* THE REQUEST *
Quote each line of the material verbatim, without the pictures.

[Saved data entries]
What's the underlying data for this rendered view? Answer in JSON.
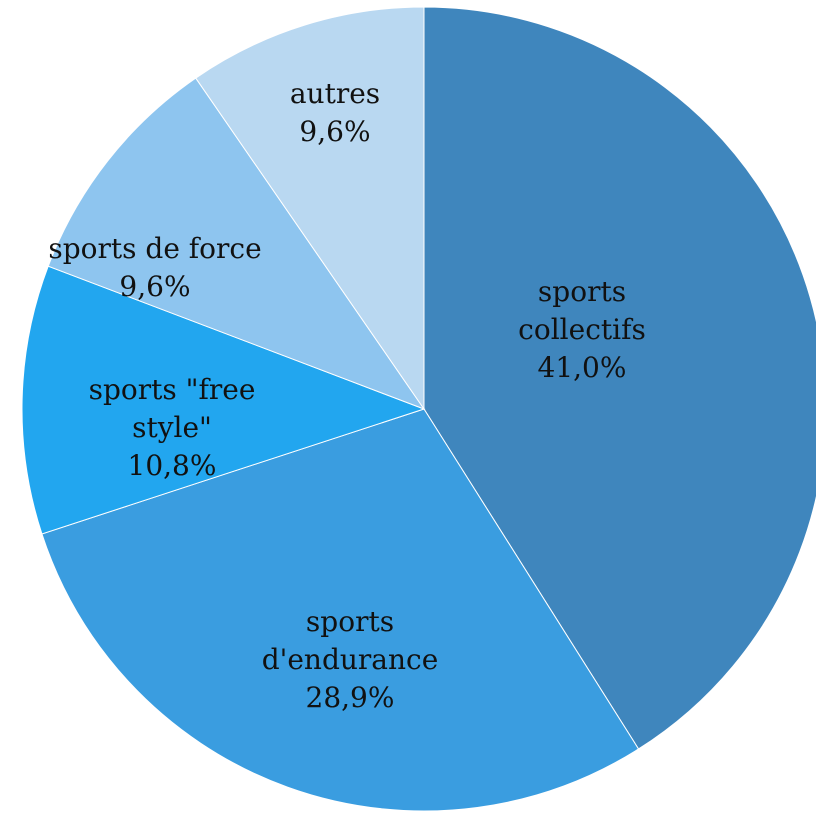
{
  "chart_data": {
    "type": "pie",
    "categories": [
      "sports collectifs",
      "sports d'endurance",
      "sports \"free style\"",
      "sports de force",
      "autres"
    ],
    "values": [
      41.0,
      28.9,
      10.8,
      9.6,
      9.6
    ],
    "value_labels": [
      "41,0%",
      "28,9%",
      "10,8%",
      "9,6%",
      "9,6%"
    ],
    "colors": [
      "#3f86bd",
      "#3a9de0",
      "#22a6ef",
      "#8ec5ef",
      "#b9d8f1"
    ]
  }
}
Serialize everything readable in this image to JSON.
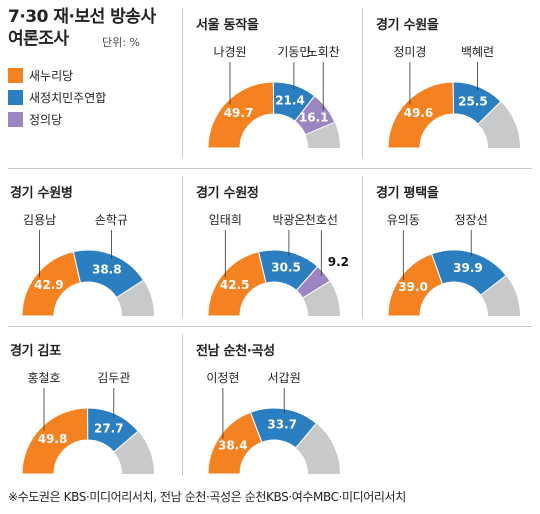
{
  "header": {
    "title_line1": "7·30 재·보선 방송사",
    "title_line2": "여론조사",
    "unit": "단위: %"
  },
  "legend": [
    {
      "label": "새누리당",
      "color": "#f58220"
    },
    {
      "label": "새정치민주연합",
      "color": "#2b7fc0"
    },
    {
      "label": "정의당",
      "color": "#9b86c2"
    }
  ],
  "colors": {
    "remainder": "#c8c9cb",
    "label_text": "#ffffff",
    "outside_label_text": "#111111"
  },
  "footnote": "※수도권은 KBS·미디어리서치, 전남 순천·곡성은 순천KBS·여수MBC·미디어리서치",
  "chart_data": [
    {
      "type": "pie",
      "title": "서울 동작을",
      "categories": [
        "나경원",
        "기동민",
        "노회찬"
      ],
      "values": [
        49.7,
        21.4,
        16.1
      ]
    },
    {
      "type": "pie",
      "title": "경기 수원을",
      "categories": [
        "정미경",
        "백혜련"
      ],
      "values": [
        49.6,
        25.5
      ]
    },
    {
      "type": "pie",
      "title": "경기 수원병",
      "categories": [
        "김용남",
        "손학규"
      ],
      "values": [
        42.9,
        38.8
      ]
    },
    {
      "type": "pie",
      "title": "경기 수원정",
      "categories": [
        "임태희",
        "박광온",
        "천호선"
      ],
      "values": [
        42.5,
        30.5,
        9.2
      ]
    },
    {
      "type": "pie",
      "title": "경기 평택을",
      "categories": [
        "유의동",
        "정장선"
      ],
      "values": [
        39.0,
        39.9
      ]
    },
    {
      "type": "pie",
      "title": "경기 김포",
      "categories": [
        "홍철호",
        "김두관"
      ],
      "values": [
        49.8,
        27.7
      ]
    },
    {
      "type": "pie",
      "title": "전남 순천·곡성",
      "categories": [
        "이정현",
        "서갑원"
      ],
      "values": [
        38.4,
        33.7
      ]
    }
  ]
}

* TASK OUTPUT *
What's the underlying data for this rendered view? Answer in JSON.
{
  "chart_data": {
    "type": "pie",
    "categories": [
      "sports collectifs",
      "sports d'endurance",
      "sports \"free style\"",
      "sports de force",
      "autres"
    ],
    "values": [
      41.0,
      28.9,
      10.8,
      9.6,
      9.6
    ],
    "value_labels": [
      "41,0%",
      "28,9%",
      "10,8%",
      "9,6%",
      "9,6%"
    ],
    "colors": [
      "#3f86bd",
      "#3a9de0",
      "#22a6ef",
      "#8ec5ef",
      "#b9d8f1"
    ]
  }
}
Serialize everything readable in this image to JSON.
{
  "header": {
    "title_line1": "7·30 재·보선 방송사",
    "title_line2": "여론조사",
    "unit": "단위: %"
  },
  "legend": [
    {
      "label": "새누리당",
      "color": "#f58220"
    },
    {
      "label": "새정치민주연합",
      "color": "#2b7fc0"
    },
    {
      "label": "정의당",
      "color": "#9b86c2"
    }
  ],
  "colors": {
    "remainder": "#c8c9cb",
    "label_text": "#ffffff",
    "outside_label_text": "#111111"
  },
  "footnote": "※수도권은 KBS·미디어리서치, 전남 순천·곡성은 순천KBS·여수MBC·미디어리서치",
  "chart_data": [
    {
      "type": "pie",
      "title": "서울 동작을",
      "categories": [
        "나경원",
        "기동민",
        "노회찬"
      ],
      "values": [
        49.7,
        21.4,
        16.1
      ]
    },
    {
      "type": "pie",
      "title": "경기 수원을",
      "categories": [
        "정미경",
        "백혜련"
      ],
      "values": [
        49.6,
        25.5
      ]
    },
    {
      "type": "pie",
      "title": "경기 수원병",
      "categories": [
        "김용남",
        "손학규"
      ],
      "values": [
        42.9,
        38.8
      ]
    },
    {
      "type": "pie",
      "title": "경기 수원정",
      "categories": [
        "임태희",
        "박광온",
        "천호선"
      ],
      "values": [
        42.5,
        30.5,
        9.2
      ]
    },
    {
      "type": "pie",
      "title": "경기 평택을",
      "categories": [
        "유의동",
        "정장선"
      ],
      "values": [
        39.0,
        39.9
      ]
    },
    {
      "type": "pie",
      "title": "경기 김포",
      "categories": [
        "홍철호",
        "김두관"
      ],
      "values": [
        49.8,
        27.7
      ]
    },
    {
      "type": "pie",
      "title": "전남 순천·곡성",
      "categories": [
        "이정현",
        "서갑원"
      ],
      "values": [
        38.4,
        33.7
      ]
    }
  ]
}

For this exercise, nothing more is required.